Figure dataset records
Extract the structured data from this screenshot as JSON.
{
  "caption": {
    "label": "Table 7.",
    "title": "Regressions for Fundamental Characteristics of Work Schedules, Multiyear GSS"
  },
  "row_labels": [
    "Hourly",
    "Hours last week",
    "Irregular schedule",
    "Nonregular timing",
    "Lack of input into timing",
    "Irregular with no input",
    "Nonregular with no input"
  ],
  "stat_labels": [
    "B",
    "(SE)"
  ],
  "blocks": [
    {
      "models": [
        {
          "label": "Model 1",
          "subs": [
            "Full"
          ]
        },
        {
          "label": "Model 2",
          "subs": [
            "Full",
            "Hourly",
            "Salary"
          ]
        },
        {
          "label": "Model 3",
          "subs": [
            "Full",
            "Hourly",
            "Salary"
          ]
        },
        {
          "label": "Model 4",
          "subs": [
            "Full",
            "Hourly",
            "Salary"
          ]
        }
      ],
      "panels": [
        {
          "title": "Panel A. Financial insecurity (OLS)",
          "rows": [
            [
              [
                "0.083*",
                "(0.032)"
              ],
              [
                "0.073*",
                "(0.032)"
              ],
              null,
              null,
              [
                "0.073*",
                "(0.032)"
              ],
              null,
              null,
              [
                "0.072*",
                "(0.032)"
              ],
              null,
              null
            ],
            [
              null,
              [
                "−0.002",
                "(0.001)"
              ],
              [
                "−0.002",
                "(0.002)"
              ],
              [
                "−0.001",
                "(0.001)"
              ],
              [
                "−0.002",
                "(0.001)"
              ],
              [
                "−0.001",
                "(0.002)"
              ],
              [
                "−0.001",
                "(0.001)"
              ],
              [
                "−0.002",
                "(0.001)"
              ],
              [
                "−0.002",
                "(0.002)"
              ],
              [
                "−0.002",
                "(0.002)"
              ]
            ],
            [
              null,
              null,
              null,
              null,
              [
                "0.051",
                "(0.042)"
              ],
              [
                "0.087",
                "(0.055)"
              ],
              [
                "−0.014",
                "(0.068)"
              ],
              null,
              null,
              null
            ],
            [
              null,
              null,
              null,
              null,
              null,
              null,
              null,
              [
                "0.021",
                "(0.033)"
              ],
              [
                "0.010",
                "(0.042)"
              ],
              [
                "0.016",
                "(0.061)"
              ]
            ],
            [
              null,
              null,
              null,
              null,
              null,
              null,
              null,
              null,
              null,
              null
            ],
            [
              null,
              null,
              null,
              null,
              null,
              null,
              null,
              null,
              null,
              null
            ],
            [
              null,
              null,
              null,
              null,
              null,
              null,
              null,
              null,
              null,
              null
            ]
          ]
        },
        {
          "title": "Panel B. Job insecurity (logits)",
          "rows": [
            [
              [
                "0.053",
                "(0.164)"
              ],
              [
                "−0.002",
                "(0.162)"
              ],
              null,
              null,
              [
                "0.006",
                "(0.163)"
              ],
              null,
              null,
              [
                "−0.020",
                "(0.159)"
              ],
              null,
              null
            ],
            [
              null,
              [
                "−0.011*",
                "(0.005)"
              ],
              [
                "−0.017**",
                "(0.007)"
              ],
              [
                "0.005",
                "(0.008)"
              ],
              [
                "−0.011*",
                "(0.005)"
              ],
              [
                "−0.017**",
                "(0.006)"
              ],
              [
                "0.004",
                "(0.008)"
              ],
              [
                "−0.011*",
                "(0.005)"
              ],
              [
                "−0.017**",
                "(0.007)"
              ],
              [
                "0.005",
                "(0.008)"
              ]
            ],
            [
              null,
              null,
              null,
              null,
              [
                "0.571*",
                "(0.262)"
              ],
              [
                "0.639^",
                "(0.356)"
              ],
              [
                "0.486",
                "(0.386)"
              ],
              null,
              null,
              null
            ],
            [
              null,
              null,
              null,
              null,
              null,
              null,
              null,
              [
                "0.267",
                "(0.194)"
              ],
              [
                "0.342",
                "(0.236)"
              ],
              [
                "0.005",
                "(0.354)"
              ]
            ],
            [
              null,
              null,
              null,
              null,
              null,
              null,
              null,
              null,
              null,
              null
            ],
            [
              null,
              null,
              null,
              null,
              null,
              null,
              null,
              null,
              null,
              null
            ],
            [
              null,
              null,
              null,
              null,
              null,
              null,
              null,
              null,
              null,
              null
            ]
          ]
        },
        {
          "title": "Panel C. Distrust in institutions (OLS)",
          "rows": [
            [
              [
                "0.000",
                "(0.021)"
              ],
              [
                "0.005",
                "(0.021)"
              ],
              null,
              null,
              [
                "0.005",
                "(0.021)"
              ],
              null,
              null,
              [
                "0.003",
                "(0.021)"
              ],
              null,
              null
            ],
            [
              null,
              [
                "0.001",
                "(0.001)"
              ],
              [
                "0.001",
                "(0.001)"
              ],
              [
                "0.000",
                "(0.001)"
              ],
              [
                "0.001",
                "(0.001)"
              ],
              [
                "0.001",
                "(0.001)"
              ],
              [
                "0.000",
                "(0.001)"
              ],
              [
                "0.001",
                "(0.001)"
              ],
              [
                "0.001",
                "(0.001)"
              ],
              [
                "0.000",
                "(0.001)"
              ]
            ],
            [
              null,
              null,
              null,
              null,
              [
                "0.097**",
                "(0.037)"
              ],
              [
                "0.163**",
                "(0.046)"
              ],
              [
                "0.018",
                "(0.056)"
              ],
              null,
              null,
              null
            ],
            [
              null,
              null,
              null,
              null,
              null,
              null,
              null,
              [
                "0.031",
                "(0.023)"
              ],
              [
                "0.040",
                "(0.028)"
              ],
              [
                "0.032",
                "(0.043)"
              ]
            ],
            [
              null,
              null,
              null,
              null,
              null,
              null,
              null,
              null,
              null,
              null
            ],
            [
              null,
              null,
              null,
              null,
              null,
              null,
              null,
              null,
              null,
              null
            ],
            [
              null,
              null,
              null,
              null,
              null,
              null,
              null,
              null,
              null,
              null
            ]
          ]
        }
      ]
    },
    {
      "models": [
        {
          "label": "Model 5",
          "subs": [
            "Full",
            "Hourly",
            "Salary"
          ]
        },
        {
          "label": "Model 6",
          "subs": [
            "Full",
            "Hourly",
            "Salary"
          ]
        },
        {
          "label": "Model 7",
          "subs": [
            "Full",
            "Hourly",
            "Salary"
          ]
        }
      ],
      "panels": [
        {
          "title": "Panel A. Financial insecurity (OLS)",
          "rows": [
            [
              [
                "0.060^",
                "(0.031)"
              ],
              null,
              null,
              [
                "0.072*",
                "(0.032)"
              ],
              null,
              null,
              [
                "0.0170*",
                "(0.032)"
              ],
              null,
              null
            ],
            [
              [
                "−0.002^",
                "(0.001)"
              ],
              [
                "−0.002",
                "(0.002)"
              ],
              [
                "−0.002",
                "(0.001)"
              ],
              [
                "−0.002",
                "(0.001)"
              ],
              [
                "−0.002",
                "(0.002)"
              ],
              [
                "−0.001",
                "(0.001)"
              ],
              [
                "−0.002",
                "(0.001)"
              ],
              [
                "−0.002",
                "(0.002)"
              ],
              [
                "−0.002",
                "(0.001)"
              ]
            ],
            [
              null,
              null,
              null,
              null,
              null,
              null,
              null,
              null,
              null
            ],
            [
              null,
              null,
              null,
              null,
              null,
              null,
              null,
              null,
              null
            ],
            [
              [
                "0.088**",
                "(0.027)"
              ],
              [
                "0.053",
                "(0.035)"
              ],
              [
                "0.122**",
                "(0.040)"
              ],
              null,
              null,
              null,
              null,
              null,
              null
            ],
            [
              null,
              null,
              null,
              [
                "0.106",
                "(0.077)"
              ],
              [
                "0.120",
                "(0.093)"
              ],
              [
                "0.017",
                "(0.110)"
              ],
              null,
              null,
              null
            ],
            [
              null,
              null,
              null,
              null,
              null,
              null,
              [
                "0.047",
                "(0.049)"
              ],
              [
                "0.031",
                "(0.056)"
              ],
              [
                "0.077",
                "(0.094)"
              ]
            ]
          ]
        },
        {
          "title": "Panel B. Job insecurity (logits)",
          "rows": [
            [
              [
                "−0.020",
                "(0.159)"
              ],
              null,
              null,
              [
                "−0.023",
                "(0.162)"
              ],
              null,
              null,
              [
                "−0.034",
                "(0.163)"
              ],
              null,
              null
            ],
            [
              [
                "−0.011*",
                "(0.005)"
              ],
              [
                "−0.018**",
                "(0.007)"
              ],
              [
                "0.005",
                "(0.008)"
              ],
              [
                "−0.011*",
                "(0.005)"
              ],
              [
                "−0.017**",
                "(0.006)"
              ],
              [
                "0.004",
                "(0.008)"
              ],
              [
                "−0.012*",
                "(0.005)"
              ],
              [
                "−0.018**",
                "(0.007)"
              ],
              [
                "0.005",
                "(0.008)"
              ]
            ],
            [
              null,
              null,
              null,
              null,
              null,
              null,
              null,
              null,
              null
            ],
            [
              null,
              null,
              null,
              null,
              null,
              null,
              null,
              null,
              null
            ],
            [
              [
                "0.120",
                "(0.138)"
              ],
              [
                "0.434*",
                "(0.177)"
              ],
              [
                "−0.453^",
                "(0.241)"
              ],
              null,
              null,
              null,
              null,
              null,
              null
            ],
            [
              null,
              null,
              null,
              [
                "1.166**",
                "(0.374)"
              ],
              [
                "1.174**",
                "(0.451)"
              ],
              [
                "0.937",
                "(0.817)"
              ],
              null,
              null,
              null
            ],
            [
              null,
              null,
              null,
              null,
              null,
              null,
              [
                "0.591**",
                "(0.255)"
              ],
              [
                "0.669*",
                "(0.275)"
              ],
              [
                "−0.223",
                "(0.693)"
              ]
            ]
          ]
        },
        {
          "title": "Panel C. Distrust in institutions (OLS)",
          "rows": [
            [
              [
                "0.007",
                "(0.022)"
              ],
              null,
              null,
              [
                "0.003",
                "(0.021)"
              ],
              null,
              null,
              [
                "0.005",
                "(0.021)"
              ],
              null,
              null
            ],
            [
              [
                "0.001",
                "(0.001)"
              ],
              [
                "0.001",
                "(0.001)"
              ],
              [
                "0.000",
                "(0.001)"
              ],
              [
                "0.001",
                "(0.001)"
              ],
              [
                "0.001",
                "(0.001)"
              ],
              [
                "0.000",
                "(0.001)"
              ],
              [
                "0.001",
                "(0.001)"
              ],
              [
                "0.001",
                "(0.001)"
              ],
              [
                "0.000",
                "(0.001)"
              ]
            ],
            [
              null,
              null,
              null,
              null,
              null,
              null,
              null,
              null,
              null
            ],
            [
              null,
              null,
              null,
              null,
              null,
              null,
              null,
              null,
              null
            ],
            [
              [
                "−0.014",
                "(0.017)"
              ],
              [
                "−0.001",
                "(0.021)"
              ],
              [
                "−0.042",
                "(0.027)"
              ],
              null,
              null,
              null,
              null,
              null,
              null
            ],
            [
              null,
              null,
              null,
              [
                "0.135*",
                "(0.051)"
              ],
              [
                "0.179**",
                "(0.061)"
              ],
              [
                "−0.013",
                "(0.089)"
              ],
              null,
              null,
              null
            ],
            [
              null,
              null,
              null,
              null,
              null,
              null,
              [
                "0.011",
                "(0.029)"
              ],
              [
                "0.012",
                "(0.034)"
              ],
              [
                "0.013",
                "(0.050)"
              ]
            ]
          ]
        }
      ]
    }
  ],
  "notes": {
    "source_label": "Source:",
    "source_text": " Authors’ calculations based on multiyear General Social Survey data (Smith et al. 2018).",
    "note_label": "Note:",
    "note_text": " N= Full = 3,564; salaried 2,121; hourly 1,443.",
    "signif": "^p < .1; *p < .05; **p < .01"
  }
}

Exercise instructions:
The required answer is a single number: the count of lines in the entries that hold the string "timing".

Solution to the problem:
2